» **REQUIREMENTS**
Your task is to repeat the entries underneath exactly, minus the pictures.

» **STORED DATA**
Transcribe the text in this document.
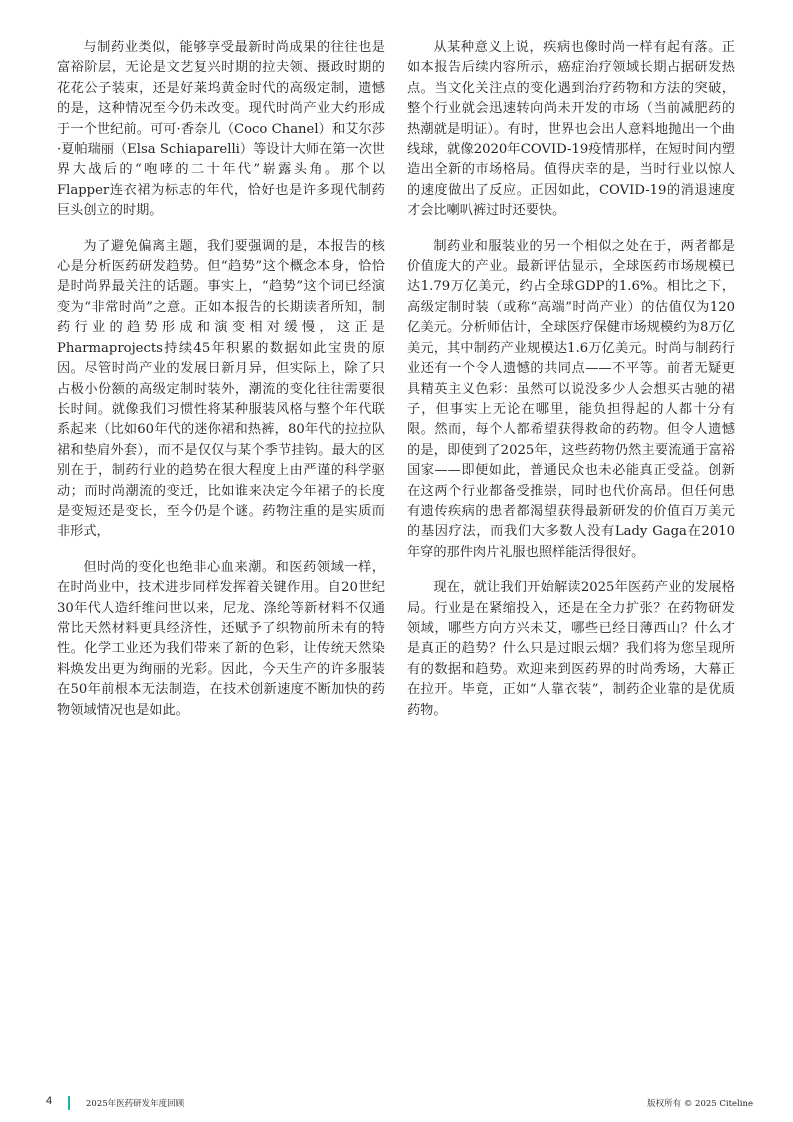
与制药业类似，能够享受最新时尚成果的往往也是富裕阶层，无论是文艺复兴时期的拉夫领、摄政时期的花花公子装束，还是好莱坞黄金时代的高级定制，遗憾的是，这种情况至今仍未改变。现代时尚产业大约形成于一个世纪前。可可·香奈儿（Coco Chanel）和艾尔莎·夏帕瑞丽（Elsa Schiaparelli）等设计大师在第一次世界大战后的“咆哮的二十年代”崭露头角。那个以Flapper连衣裙为标志的年代，恰好也是许多现代制药巨头创立的时期。

为了避免偏离主题，我们要强调的是，本报告的核心是分析医药研发趋势。但“趋势”这个概念本身，恰恰是时尚界最关注的话题。事实上，“趋势”这个词已经演变为“非常时尚”之意。正如本报告的长期读者所知，制药行业的趋势形成和演变相对缓慢，这正是Pharmaprojects持续45年积累的数据如此宝贵的原因。尽管时尚产业的发展日新月异，但实际上，除了只占极小份额的高级定制时装外，潮流的变化往往需要很长时间。就像我们习惯性将某种服装风格与整个年代联系起来（比如60年代的迷你裙和热裤，80年代的拉拉队裙和垫肩外套），而不是仅仅与某个季节挂钩。最大的区别在于，制药行业的趋势在很大程度上由严谨的科学驱动；而时尚潮流的变迁，比如谁来决定今年裙子的长度是变短还是变长，至今仍是个谜。药物注重的是实质而非形式，

但时尚的变化也绝非心血来潮。和医药领域一样，在时尚业中，技术进步同样发挥着关键作用。自20世纪30年代人造纤维问世以来，尼龙、涤纶等新材料不仅通常比天然材料更具经济性，还赋予了织物前所未有的特性。化学工业还为我们带来了新的色彩，让传统天然染料焕发出更为绚丽的光彩。因此，今天生产的许多服装在50年前根本无法制造，在技术创新速度不断加快的药物领域情况也是如此。

从某种意义上说，疾病也像时尚一样有起有落。正如本报告后续内容所示，癌症治疗领域长期占据研发热点。当文化关注点的变化遇到治疗药物和方法的突破，整个行业就会迅速转向尚未开发的市场（当前减肥药的热潮就是明证）。有时，世界也会出人意料地抛出一个曲线球，就像2020年COVID-19疫情那样，在短时间内塑造出全新的市场格局。值得庆幸的是，当时行业以惊人的速度做出了反应。正因如此，COVID-19的消退速度才会比喇叭裤过时还要快。

制药业和服装业的另一个相似之处在于，两者都是价值庞大的产业。最新评估显示，全球医药市场规模已达1.79万亿美元，约占全球GDP的1.6%。相比之下，高级定制时装（或称“高端”时尚产业）的估值仅为120亿美元。分析师估计，全球医疗保健市场规模约为8万亿美元，其中制药产业规模达1.6万亿美元。时尚与制药行业还有一个令人遗憾的共同点——不平等。前者无疑更具精英主义色彩：虽然可以说没多少人会想买古驰的裙子，但事实上无论在哪里，能负担得起的人都十分有限。然而，每个人都希望获得救命的药物。但令人遗憾的是，即使到了2025年，这些药物仍然主要流通于富裕国家——即便如此，普通民众也未必能真正受益。创新在这两个行业都备受推崇，同时也代价高昂。但任何患有遗传疾病的患者都渴望获得最新研发的价值百万美元的基因疗法，而我们大多数人没有Lady Gaga在2010年穿的那件肉片礼服也照样能活得很好。

现在，就让我们开始解读2025年医药产业的发展格局。行业是在紧缩投入，还是在全力扩张？在药物研发领域，哪些方向方兴未艾，哪些已经日薄西山？什么才是真正的趋势？什么只是过眼云烟？我们将为您呈现所有的数据和趋势。欢迎来到医药界的时尚秀场，大幕正在拉开。毕竟，正如“人靠衣装”，制药企业靠的是优质药物。

4	2025年医药研发年度回顾	版权所有 © 2025 Citeline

» **THE ANSWER**
Transcribe the text in this document.
与制药业类似，能够享受最新时尚成果的往往也是富裕阶层，无论是文艺复兴时期的拉夫领、摄政时期的花花公子装束，还是好莱坞黄金时代的高级定制，遗憾的是，这种情况至今仍未改变。现代时尚产业大约形成于一个世纪前。可可·香奈儿（Coco Chanel）和艾尔莎·夏帕瑞丽（Elsa Schiaparelli）等设计大师在第一次世界大战后的“咆哮的二十年代”崭露头角。那个以Flapper连衣裙为标志的年代，恰好也是许多现代制药巨头创立的时期。

为了避免偏离主题，我们要强调的是，本报告的核心是分析医药研发趋势。但“趋势”这个概念本身，恰恰是时尚界最关注的话题。事实上，“趋势”这个词已经演变为“非常时尚”之意。正如本报告的长期读者所知，制药行业的趋势形成和演变相对缓慢，这正是Pharmaprojects持续45年积累的数据如此宝贵的原因。尽管时尚产业的发展日新月异，但实际上，除了只占极小份额的高级定制时装外，潮流的变化往往需要很长时间。就像我们习惯性将某种服装风格与整个年代联系起来（比如60年代的迷你裙和热裤，80年代的拉拉队裙和垫肩外套），而不是仅仅与某个季节挂钩。最大的区别在于，制药行业的趋势在很大程度上由严谨的科学驱动；而时尚潮流的变迁，比如谁来决定今年裙子的长度是变短还是变长，至今仍是个谜。药物注重的是实质而非形式，

但时尚的变化也绝非心血来潮。和医药领域一样，在时尚业中，技术进步同样发挥着关键作用。自20世纪30年代人造纤维问世以来，尼龙、涤纶等新材料不仅通常比天然材料更具经济性，还赋予了织物前所未有的特性。化学工业还为我们带来了新的色彩，让传统天然染料焕发出更为绚丽的光彩。因此，今天生产的许多服装在50年前根本无法制造，在技术创新速度不断加快的药物领域情况也是如此。

从某种意义上说，疾病也像时尚一样有起有落。正如本报告后续内容所示，癌症治疗领域长期占据研发热点。当文化关注点的变化遇到治疗药物和方法的突破，整个行业就会迅速转向尚未开发的市场（当前减肥药的热潮就是明证）。有时，世界也会出人意料地抛出一个曲线球，就像2020年COVID-19疫情那样，在短时间内塑造出全新的市场格局。值得庆幸的是，当时行业以惊人的速度做出了反应。正因如此，COVID-19的消退速度才会比喇叭裤过时还要快。

制药业和服装业的另一个相似之处在于，两者都是价值庞大的产业。最新评估显示，全球医药市场规模已达1.79万亿美元，约占全球GDP的1.6%。相比之下，高级定制时装（或称“高端”时尚产业）的估值仅为120亿美元。分析师估计，全球医疗保健市场规模约为8万亿美元，其中制药产业规模达1.6万亿美元。时尚与制药行业还有一个令人遗憾的共同点——不平等。前者无疑更具精英主义色彩：虽然可以说没多少人会想买古驰的裙子，但事实上无论在哪里，能负担得起的人都十分有限。然而，每个人都希望获得救命的药物。但令人遗憾的是，即使到了2025年，这些药物仍然主要流通于富裕国家——即便如此，普通民众也未必能真正受益。创新在这两个行业都备受推崇，同时也代价高昂。但任何患有遗传疾病的患者都渴望获得最新研发的价值百万美元的基因疗法，而我们大多数人没有Lady Gaga在2010年穿的那件肉片礼服也照样能活得很好。

现在，就让我们开始解读2025年医药产业的发展格局。行业是在紧缩投入，还是在全力扩张？在药物研发领域，哪些方向方兴未艾，哪些已经日薄西山？什么才是真正的趋势？什么只是过眼云烟？我们将为您呈现所有的数据和趋势。欢迎来到医药界的时尚秀场，大幕正在拉开。毕竟，正如“人靠衣装”，制药企业靠的是优质药物。

4	2025年医药研发年度回顾	版权所有 © 2025 Citeline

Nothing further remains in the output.